Given exercise:
Please put each line of the data below into a numbered list, skipping any blank lines and leaving out the pictures.

Element position data

Begin

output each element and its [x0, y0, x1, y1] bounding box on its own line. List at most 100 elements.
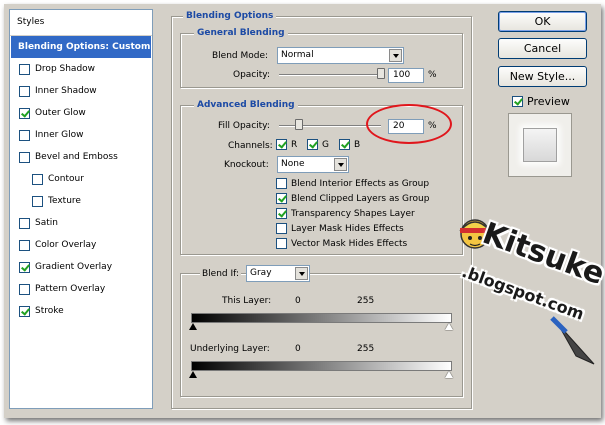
- style-checkbox-inner-shadow[interactable]: [19, 85, 30, 97]
- underlying-layer-high: 255: [357, 344, 375, 354]
- opacity-slider-thumb[interactable]: [377, 68, 385, 79]
- blend-if-label: Blend If:: [200, 268, 242, 280]
- blend-if-group: [180, 273, 463, 397]
- preview-swatch: [523, 128, 557, 162]
- styles-list: Blending Options: Custom Drop Shadow Inner…: [10, 36, 152, 322]
- style-checkbox-texture[interactable]: [32, 195, 43, 207]
- style-item-label: Bevel and Emboss: [35, 152, 118, 162]
- channel-b[interactable]: B: [339, 139, 360, 150]
- layer-mask-checkbox[interactable]: [276, 223, 287, 234]
- style-item-label: Color Overlay: [35, 240, 97, 250]
- knockout-select[interactable]: None: [277, 156, 349, 173]
- style-item-drop-shadow[interactable]: Drop Shadow: [10, 58, 152, 80]
- this-layer-low: 0: [295, 296, 301, 306]
- blend-if-select[interactable]: Gray: [246, 265, 310, 282]
- opt-blend-clipped[interactable]: Blend Clipped Layers as Group: [276, 193, 429, 204]
- opacity-unit: %: [428, 70, 437, 80]
- this-layer-label: This Layer:: [222, 296, 272, 306]
- blend-mode-select[interactable]: Normal: [277, 47, 404, 64]
- style-item-label: Gradient Overlay: [35, 262, 113, 272]
- style-checkbox-pattern-overlay[interactable]: [19, 283, 30, 295]
- transparency-shapes-label: Transparency Shapes Layer: [291, 208, 415, 219]
- knockout-value: None: [281, 159, 305, 169]
- style-checkbox-outer-glow[interactable]: [19, 107, 30, 119]
- blend-mode-label: Blend Mode:: [212, 51, 269, 61]
- style-item-texture[interactable]: Texture: [10, 190, 152, 212]
- style-item-outer-glow[interactable]: Outer Glow: [10, 102, 152, 124]
- blend-interior-checkbox[interactable]: [276, 178, 287, 189]
- vector-mask-label: Vector Mask Hides Effects: [291, 238, 408, 249]
- underlying-black-slider[interactable]: [189, 371, 197, 378]
- channel-g[interactable]: G: [307, 139, 329, 150]
- style-item-label: Satin: [35, 218, 58, 228]
- blend-mode-value: Normal: [281, 50, 314, 60]
- style-item-satin[interactable]: Satin: [10, 212, 152, 234]
- this-layer-black-slider[interactable]: [189, 323, 197, 330]
- new-style-button[interactable]: New Style...: [498, 66, 587, 87]
- style-checkbox-contour[interactable]: [32, 173, 43, 185]
- style-item-bevel-and-emboss[interactable]: Bevel and Emboss: [10, 146, 152, 168]
- style-checkbox-gradient-overlay[interactable]: [19, 261, 30, 273]
- style-item-inner-glow[interactable]: Inner Glow: [10, 124, 152, 146]
- blend-clipped-checkbox[interactable]: [276, 193, 287, 204]
- style-item-label: Drop Shadow: [35, 64, 96, 74]
- style-item-label: Stroke: [35, 306, 64, 316]
- preview-toggle[interactable]: Preview: [512, 95, 570, 108]
- ok-button[interactable]: OK: [498, 11, 587, 32]
- opt-transparency-shapes[interactable]: Transparency Shapes Layer: [276, 208, 415, 219]
- style-item-gradient-overlay[interactable]: Gradient Overlay: [10, 256, 152, 278]
- underlying-layer-label: Underlying Layer:: [190, 344, 270, 354]
- layer-mask-label: Layer Mask Hides Effects: [291, 223, 404, 234]
- style-item-label: Pattern Overlay: [35, 284, 106, 294]
- style-checkbox-color-overlay[interactable]: [19, 239, 30, 251]
- style-item-label: Inner Shadow: [35, 86, 97, 96]
- blend-clipped-label: Blend Clipped Layers as Group: [291, 193, 430, 204]
- style-checkbox-bevel-and-emboss[interactable]: [19, 151, 30, 163]
- style-item-blending-options-custom[interactable]: Blending Options: Custom: [11, 36, 151, 58]
- style-item-contour[interactable]: Contour: [10, 168, 152, 190]
- highlight-ellipse: [366, 104, 452, 144]
- style-item-color-overlay[interactable]: Color Overlay: [10, 234, 152, 256]
- fill-opacity-slider-thumb[interactable]: [295, 119, 304, 130]
- opacity-label: Opacity:: [233, 70, 270, 80]
- fill-opacity-label: Fill Opacity:: [218, 121, 270, 131]
- style-checkbox-satin[interactable]: [19, 217, 30, 229]
- styles-header[interactable]: Styles: [10, 10, 152, 36]
- channel-r[interactable]: R: [276, 139, 297, 150]
- transparency-shapes-checkbox[interactable]: [276, 208, 287, 219]
- channel-r-checkbox[interactable]: [276, 139, 287, 150]
- style-item-inner-shadow[interactable]: Inner Shadow: [10, 80, 152, 102]
- opt-layer-mask[interactable]: Layer Mask Hides Effects: [276, 223, 404, 234]
- blend-interior-label: Blend Interior Effects as Group: [291, 178, 430, 189]
- general-blending-title: General Blending: [194, 27, 288, 39]
- chevron-down-icon[interactable]: [334, 158, 347, 171]
- channel-g-checkbox[interactable]: [307, 139, 318, 150]
- style-item-label: Contour: [48, 174, 84, 184]
- opt-vector-mask[interactable]: Vector Mask Hides Effects: [276, 238, 407, 249]
- underlying-layer-gradient: [191, 361, 452, 371]
- opacity-slider-track[interactable]: [279, 74, 381, 76]
- style-preview: [508, 113, 572, 177]
- cancel-button[interactable]: Cancel: [498, 38, 587, 59]
- channel-r-label: R: [291, 139, 298, 150]
- chevron-down-icon[interactable]: [389, 49, 402, 62]
- style-item-label: Inner Glow: [35, 130, 84, 140]
- underlying-layer-low: 0: [295, 344, 301, 354]
- style-item-stroke[interactable]: Stroke: [10, 300, 152, 322]
- blend-if-value: Gray: [250, 268, 272, 278]
- opt-blend-interior[interactable]: Blend Interior Effects as Group: [276, 178, 429, 189]
- opacity-input[interactable]: 100: [388, 68, 424, 83]
- knockout-label: Knockout:: [224, 160, 269, 170]
- preview-checkbox[interactable]: [512, 96, 523, 107]
- style-item-pattern-overlay[interactable]: Pattern Overlay: [10, 278, 152, 300]
- style-checkbox-drop-shadow[interactable]: [19, 63, 30, 75]
- channel-b-checkbox[interactable]: [339, 139, 350, 150]
- styles-list-panel: Styles Blending Options: Custom Drop Shad…: [9, 9, 153, 409]
- channel-g-label: G: [322, 139, 329, 150]
- chevron-down-icon[interactable]: [295, 267, 308, 280]
- style-checkbox-stroke[interactable]: [19, 305, 30, 317]
- this-layer-high: 255: [357, 296, 375, 306]
- style-checkbox-inner-glow[interactable]: [19, 129, 30, 141]
- advanced-blending-title: Advanced Blending: [194, 99, 298, 111]
- vector-mask-checkbox[interactable]: [276, 238, 287, 249]
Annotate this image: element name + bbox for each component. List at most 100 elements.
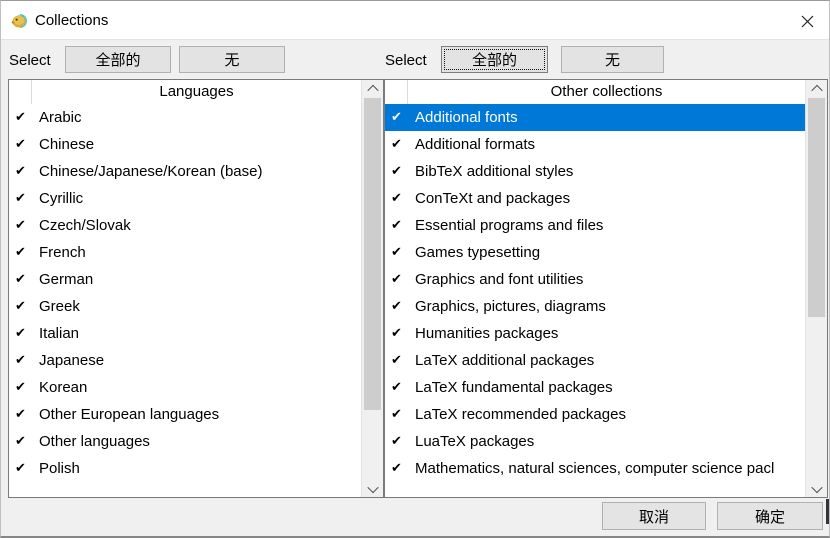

End

Expected output:
1. output each element and its [x0, y0, x1, y1] bounding box on its own line. List at most 100 elements.
2. - style-checkbox-inner-shadow[interactable]: [19, 85, 30, 97]
3. - underlying-layer-high: 255: [357, 344, 375, 354]
4. - opacity-slider-thumb[interactable]: [377, 68, 385, 79]
5. - blend-if-label: Blend If:: [200, 268, 242, 280]
6. - blend-if-group: [180, 273, 463, 397]
7. - preview-swatch: [523, 128, 557, 162]
8. - styles-list: Blending Options: Custom Drop Shadow Inner…: [10, 36, 152, 322]
9. - style-checkbox-texture[interactable]: [32, 195, 43, 207]
10. - style-item-label: Bevel and Emboss: [35, 152, 118, 162]
11. - channel-b[interactable]: B: [339, 139, 360, 150]
12. - layer-mask-checkbox[interactable]: [276, 223, 287, 234]
13. - style-item-label: Color Overlay: [35, 240, 97, 250]
14. - knockout-select[interactable]: None: [277, 156, 349, 173]
15. - style-item-drop-shadow[interactable]: Drop Shadow: [10, 58, 152, 80]
16. - this-layer-low: 0: [295, 296, 301, 306]
17. - blend-if-select[interactable]: Gray: [246, 265, 310, 282]
18. - opt-blend-clipped[interactable]: Blend Clipped Layers as Group: [276, 193, 429, 204]
19. - opacity-unit: %: [428, 70, 437, 80]
20. - this-layer-label: This Layer:: [222, 296, 272, 306]
21. - blend-mode-select[interactable]: Normal: [277, 47, 404, 64]
22. - style-item-label: Gradient Overlay: [35, 262, 113, 272]
23. - style-checkbox-pattern-overlay[interactable]: [19, 283, 30, 295]
24. - transparency-shapes-label: Transparency Shapes Layer: [291, 208, 415, 219]
25. - knockout-value: None: [281, 159, 305, 169]
26. - style-checkbox-outer-glow[interactable]: [19, 107, 30, 119]
27. - blend-mode-label: Blend Mode:: [212, 51, 269, 61]
28. - style-item-texture[interactable]: Texture: [10, 190, 152, 212]
29. - style-item-outer-glow[interactable]: Outer Glow: [10, 102, 152, 124]
30. - blend-interior-checkbox[interactable]: [276, 178, 287, 189]
31. - vector-mask-label: Vector Mask Hides Effects: [291, 238, 408, 249]
32. - underlying-black-slider[interactable]: [189, 371, 197, 378]
33. - channel-g[interactable]: G: [307, 139, 329, 150]
34. - style-item-label: Satin: [35, 218, 58, 228]
35. - blend-mode-value: Normal: [281, 50, 314, 60]
36. - style-item-satin[interactable]: Satin: [10, 212, 152, 234]
37. - this-layer-black-slider[interactable]: [189, 323, 197, 330]
38. - new-style-button[interactable]: New Style...: [498, 66, 587, 87]
39. - style-checkbox-contour[interactable]: [32, 173, 43, 185]
40. - style-item-bevel-and-emboss[interactable]: Bevel and Emboss: [10, 146, 152, 168]
41. - style-checkbox-gradient-overlay[interactable]: [19, 261, 30, 273]
42. - style-item-inner-glow[interactable]: Inner Glow: [10, 124, 152, 146]
43. - blend-clipped-checkbox[interactable]: [276, 193, 287, 204]
44. - style-item-label: Drop Shadow: [35, 64, 96, 74]
45. - style-item-label: Stroke: [35, 306, 64, 316]
46. - preview-toggle[interactable]: Preview: [512, 95, 570, 108]
47. - ok-button[interactable]: OK: [498, 11, 587, 32]
48. - opt-transparency-shapes[interactable]: Transparency Shapes Layer: [276, 208, 415, 219]
49. - style-item-gradient-overlay[interactable]: Gradient Overlay: [10, 256, 152, 278]
50. - underlying-layer-label: Underlying Layer:: [190, 344, 270, 354]
51. - layer-mask-label: Layer Mask Hides Effects: [291, 223, 404, 234]
52. - style-item-label: Pattern Overlay: [35, 284, 106, 294]
53. - style-checkbox-color-overlay[interactable]: [19, 239, 30, 251]
54. - style-item-label: Inner Shadow: [35, 86, 97, 96]
55. - blend-clipped-label: Blend Clipped Layers as Group: [291, 193, 430, 204]
56. - style-checkbox-bevel-and-emboss[interactable]: [19, 151, 30, 163]
57. - style-item-blending-options-custom[interactable]: Blending Options: Custom: [11, 36, 151, 58]
58. - style-item-contour[interactable]: Contour: [10, 168, 152, 190]
59. - highlight-ellipse: [366, 104, 452, 144]
60. - style-item-color-overlay[interactable]: Color Overlay: [10, 234, 152, 256]
61. - fill-opacity-slider-thumb[interactable]: [295, 119, 304, 130]
62. - opacity-label: Opacity:: [233, 70, 270, 80]
63. - fill-opacity-label: Fill Opacity:: [218, 121, 270, 131]
64. - style-checkbox-satin[interactable]: [19, 217, 30, 229]
65. - styles-header[interactable]: Styles: [10, 10, 152, 36]
66. - channel-r[interactable]: R: [276, 139, 297, 150]
67. - transparency-shapes-checkbox[interactable]: [276, 208, 287, 219]
68. - channel-r-checkbox[interactable]: [276, 139, 287, 150]
69. - style-item-inner-shadow[interactable]: Inner Shadow: [10, 80, 152, 102]
70. - opt-layer-mask[interactable]: Layer Mask Hides Effects: [276, 223, 404, 234]
71. - blend-interior-label: Blend Interior Effects as Group: [291, 178, 430, 189]
72. - general-blending-title: General Blending: [194, 27, 288, 39]
73. - chevron-down-icon[interactable]: [334, 158, 347, 171]
74. - channel-g-checkbox[interactable]: [307, 139, 318, 150]
75. - style-item-label: Contour: [48, 174, 84, 184]
76. - opt-vector-mask[interactable]: Vector Mask Hides Effects: [276, 238, 407, 249]
77. - underlying-layer-gradient: [191, 361, 452, 371]
78. - opacity-slider-track[interactable]: [279, 74, 381, 76]
79. - style-preview: [508, 113, 572, 177]
80. - cancel-button[interactable]: Cancel: [498, 38, 587, 59]
81. - channel-r-label: R: [291, 139, 298, 150]
82. - chevron-down-icon[interactable]: [389, 49, 402, 62]
83. - style-item-label: Inner Glow: [35, 130, 84, 140]
84. - underlying-layer-low: 0: [295, 344, 301, 354]
85. - style-item-stroke[interactable]: Stroke: [10, 300, 152, 322]
86. - blend-if-value: Gray: [250, 268, 272, 278]
87. - opt-blend-interior[interactable]: Blend Interior Effects as Group: [276, 178, 429, 189]
88. - opacity-input[interactable]: 100: [388, 68, 424, 83]
89. - knockout-label: Knockout:: [224, 160, 269, 170]
90. - preview-checkbox[interactable]: [512, 96, 523, 107]
91. - style-item-pattern-overlay[interactable]: Pattern Overlay: [10, 278, 152, 300]
92. - style-checkbox-drop-shadow[interactable]: [19, 63, 30, 75]
93. - channel-b-checkbox[interactable]: [339, 139, 350, 150]
94. - styles-list-panel: Styles Blending Options: Custom Drop Shad…: [9, 9, 153, 409]
95. - channel-g-label: G: [322, 139, 329, 150]
96. - chevron-down-icon[interactable]: [295, 267, 308, 280]
97. - style-checkbox-stroke[interactable]: [19, 305, 30, 317]
98. - this-layer-high: 255: [357, 296, 375, 306]
99. - style-checkbox-inner-glow[interactable]: [19, 129, 30, 141]
100. - advanced-blending-title: Advanced Blending: [194, 99, 298, 111]
101. - vector-mask-checkbox[interactable]: [276, 238, 287, 249]
102. Annotate this image: element name + bbox for each component. List at most 100 elements.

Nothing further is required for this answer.